_Record extracts_.
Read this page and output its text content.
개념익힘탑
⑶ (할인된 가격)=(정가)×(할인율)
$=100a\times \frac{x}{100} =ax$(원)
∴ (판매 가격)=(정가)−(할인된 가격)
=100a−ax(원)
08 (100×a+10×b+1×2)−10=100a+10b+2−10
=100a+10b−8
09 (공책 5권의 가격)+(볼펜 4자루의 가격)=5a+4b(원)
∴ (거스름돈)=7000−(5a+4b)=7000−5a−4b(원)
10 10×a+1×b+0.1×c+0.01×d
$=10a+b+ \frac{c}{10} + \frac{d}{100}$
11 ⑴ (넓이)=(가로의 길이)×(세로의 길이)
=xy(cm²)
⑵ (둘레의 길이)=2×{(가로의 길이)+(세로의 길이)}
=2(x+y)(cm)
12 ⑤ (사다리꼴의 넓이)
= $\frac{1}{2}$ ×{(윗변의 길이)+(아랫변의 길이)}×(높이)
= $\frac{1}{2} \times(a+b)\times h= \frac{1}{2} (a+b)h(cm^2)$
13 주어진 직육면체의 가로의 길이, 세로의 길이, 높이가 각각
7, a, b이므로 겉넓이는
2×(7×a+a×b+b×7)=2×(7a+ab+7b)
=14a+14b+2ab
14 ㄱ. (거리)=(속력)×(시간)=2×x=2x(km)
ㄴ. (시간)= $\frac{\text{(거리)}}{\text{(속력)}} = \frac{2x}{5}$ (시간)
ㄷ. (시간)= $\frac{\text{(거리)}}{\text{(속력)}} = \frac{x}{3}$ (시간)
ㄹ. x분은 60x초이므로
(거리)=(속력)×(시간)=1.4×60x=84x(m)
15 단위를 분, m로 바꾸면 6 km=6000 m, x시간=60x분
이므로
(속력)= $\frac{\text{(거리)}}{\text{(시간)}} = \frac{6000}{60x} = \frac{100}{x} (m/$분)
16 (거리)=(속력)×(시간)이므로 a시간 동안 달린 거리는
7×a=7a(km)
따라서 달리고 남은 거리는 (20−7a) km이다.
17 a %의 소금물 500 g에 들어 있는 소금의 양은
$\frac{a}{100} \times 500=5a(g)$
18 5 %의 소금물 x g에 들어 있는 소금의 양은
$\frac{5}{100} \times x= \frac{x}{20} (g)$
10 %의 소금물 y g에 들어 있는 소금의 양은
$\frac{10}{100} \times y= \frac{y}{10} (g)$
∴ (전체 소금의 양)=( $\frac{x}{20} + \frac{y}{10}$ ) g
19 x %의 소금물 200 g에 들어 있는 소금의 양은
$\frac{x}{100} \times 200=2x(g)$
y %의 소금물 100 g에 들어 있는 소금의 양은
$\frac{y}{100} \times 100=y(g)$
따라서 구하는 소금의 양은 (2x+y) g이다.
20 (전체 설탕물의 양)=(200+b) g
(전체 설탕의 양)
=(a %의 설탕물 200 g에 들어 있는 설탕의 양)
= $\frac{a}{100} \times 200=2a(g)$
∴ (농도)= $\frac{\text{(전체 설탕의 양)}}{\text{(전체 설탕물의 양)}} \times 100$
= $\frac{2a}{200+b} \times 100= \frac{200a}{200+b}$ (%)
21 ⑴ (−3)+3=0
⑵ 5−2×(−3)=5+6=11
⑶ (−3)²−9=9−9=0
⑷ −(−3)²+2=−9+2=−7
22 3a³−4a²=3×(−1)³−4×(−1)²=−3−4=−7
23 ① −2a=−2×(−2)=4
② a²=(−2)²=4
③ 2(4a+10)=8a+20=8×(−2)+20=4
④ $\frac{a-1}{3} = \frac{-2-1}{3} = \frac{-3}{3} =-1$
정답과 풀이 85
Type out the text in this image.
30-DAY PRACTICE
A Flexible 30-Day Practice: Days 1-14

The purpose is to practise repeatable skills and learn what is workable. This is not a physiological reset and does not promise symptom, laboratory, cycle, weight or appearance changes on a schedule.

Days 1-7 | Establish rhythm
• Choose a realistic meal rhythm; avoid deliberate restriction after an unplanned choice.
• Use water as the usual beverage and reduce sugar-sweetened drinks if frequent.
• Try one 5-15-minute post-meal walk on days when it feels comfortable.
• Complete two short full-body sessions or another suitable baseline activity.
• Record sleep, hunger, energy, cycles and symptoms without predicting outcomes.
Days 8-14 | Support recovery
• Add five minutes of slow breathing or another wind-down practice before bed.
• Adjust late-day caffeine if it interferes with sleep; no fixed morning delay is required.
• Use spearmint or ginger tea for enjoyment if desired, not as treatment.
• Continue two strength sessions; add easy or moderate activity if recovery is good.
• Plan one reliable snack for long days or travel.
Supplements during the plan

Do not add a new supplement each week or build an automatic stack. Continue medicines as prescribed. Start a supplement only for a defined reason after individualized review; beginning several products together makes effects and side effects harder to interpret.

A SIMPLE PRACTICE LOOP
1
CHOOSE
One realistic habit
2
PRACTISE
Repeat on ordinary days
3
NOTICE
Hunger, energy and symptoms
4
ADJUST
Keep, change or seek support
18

_What is needed_.
Extract the data exactly as given.

_Reply to the task_.
Read this page and output its text content.
개념익힘탑
⑶ (할인된 가격)=(정가)×(할인율)
$=100a\times \frac{x}{100} =ax$(원)
∴ (판매 가격)=(정가)−(할인된 가격)
=100a−ax(원)
08 (100×a+10×b+1×2)−10=100a+10b+2−10
=100a+10b−8
09 (공책 5권의 가격)+(볼펜 4자루의 가격)=5a+4b(원)
∴ (거스름돈)=7000−(5a+4b)=7000−5a−4b(원)
10 10×a+1×b+0.1×c+0.01×d
$=10a+b+ \frac{c}{10} + \frac{d}{100}$
11 ⑴ (넓이)=(가로의 길이)×(세로의 길이)
=xy(cm²)
⑵ (둘레의 길이)=2×{(가로의 길이)+(세로의 길이)}
=2(x+y)(cm)
12 ⑤ (사다리꼴의 넓이)
= $\frac{1}{2}$ ×{(윗변의 길이)+(아랫변의 길이)}×(높이)
= $\frac{1}{2} \times(a+b)\times h= \frac{1}{2} (a+b)h(cm^2)$
13 주어진 직육면체의 가로의 길이, 세로의 길이, 높이가 각각
7, a, b이므로 겉넓이는
2×(7×a+a×b+b×7)=2×(7a+ab+7b)
=14a+14b+2ab
14 ㄱ. (거리)=(속력)×(시간)=2×x=2x(km)
ㄴ. (시간)= $\frac{\text{(거리)}}{\text{(속력)}} = \frac{2x}{5}$ (시간)
ㄷ. (시간)= $\frac{\text{(거리)}}{\text{(속력)}} = \frac{x}{3}$ (시간)
ㄹ. x분은 60x초이므로
(거리)=(속력)×(시간)=1.4×60x=84x(m)
15 단위를 분, m로 바꾸면 6 km=6000 m, x시간=60x분
이므로
(속력)= $\frac{\text{(거리)}}{\text{(시간)}} = \frac{6000}{60x} = \frac{100}{x} (m/$분)
16 (거리)=(속력)×(시간)이므로 a시간 동안 달린 거리는
7×a=7a(km)
따라서 달리고 남은 거리는 (20−7a) km이다.
17 a %의 소금물 500 g에 들어 있는 소금의 양은
$\frac{a}{100} \times 500=5a(g)$
18 5 %의 소금물 x g에 들어 있는 소금의 양은
$\frac{5}{100} \times x= \frac{x}{20} (g)$
10 %의 소금물 y g에 들어 있는 소금의 양은
$\frac{10}{100} \times y= \frac{y}{10} (g)$
∴ (전체 소금의 양)=( $\frac{x}{20} + \frac{y}{10}$ ) g
19 x %의 소금물 200 g에 들어 있는 소금의 양은
$\frac{x}{100} \times 200=2x(g)$
y %의 소금물 100 g에 들어 있는 소금의 양은
$\frac{y}{100} \times 100=y(g)$
따라서 구하는 소금의 양은 (2x+y) g이다.
20 (전체 설탕물의 양)=(200+b) g
(전체 설탕의 양)
=(a %의 설탕물 200 g에 들어 있는 설탕의 양)
= $\frac{a}{100} \times 200=2a(g)$
∴ (농도)= $\frac{\text{(전체 설탕의 양)}}{\text{(전체 설탕물의 양)}} \times 100$
= $\frac{2a}{200+b} \times 100= \frac{200a}{200+b}$ (%)
21 ⑴ (−3)+3=0
⑵ 5−2×(−3)=5+6=11
⑶ (−3)²−9=9−9=0
⑷ −(−3)²+2=−9+2=−7
22 3a³−4a²=3×(−1)³−4×(−1)²=−3−4=−7
23 ① −2a=−2×(−2)=4
② a²=(−2)²=4
③ 2(4a+10)=8a+20=8×(−2)+20=4
④ $\frac{a-1}{3} = \frac{-2-1}{3} = \frac{-3}{3} =-1$
정답과 풀이 85
Type out the text in this image.
30-DAY PRACTICE
A Flexible 30-Day Practice: Days 1-14

The purpose is to practise repeatable skills and learn what is workable. This is not a physiological reset and does not promise symptom, laboratory, cycle, weight or appearance changes on a schedule.

Days 1-7 | Establish rhythm
• Choose a realistic meal rhythm; avoid deliberate restriction after an unplanned choice.
• Use water as the usual beverage and reduce sugar-sweetened drinks if frequent.
• Try one 5-15-minute post-meal walk on days when it feels comfortable.
• Complete two short full-body sessions or another suitable baseline activity.
• Record sleep, hunger, energy, cycles and symptoms without predicting outcomes.
Days 8-14 | Support recovery
• Add five minutes of slow breathing or another wind-down practice before bed.
• Adjust late-day caffeine if it interferes with sleep; no fixed morning delay is required.
• Use spearmint or ginger tea for enjoyment if desired, not as treatment.
• Continue two strength sessions; add easy or moderate activity if recovery is good.
• Plan one reliable snack for long days or travel.
Supplements during the plan

Do not add a new supplement each week or build an automatic stack. Continue medicines as prescribed. Start a supplement only for a defined reason after individualized review; beginning several products together makes effects and side effects harder to interpret.

A SIMPLE PRACTICE LOOP
1
CHOOSE
One realistic habit
2
PRACTISE
Repeat on ordinary days
3
NOTICE
Hunger, energy and symptoms
4
ADJUST
Keep, change or seek support
18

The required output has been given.